#### Exercise aim
Look through the data for the string "color". Copy every line where it is found.
___
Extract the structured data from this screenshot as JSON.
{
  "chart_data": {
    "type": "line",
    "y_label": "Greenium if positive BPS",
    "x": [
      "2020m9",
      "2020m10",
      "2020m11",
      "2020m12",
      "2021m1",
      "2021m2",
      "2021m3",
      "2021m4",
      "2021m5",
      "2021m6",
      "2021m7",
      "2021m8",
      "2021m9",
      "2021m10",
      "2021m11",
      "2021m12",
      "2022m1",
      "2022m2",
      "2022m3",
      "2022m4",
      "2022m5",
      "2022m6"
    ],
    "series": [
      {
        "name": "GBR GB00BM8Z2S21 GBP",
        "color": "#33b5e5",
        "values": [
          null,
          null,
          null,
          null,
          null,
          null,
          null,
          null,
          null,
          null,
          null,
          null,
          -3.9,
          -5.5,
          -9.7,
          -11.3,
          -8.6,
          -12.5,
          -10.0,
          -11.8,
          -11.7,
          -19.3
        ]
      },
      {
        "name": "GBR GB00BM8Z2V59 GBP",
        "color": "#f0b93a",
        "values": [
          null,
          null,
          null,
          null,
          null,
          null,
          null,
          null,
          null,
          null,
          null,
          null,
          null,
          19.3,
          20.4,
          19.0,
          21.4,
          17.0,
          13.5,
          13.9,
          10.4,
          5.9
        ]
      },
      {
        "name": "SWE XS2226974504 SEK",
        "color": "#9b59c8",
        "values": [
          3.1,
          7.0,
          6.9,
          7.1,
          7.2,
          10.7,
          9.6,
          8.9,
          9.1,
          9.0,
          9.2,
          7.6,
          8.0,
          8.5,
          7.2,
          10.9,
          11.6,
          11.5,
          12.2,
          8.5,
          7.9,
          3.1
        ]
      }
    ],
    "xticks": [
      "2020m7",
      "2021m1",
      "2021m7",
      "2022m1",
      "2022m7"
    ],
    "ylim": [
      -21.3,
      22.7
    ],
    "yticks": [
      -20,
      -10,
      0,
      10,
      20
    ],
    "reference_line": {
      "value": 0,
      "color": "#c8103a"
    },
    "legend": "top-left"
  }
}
___
#### Result of the task
        "color": "#33b5e5",
        "color": "#f0b93a",
        "color": "#9b59c8",
      "color": "#c8103a"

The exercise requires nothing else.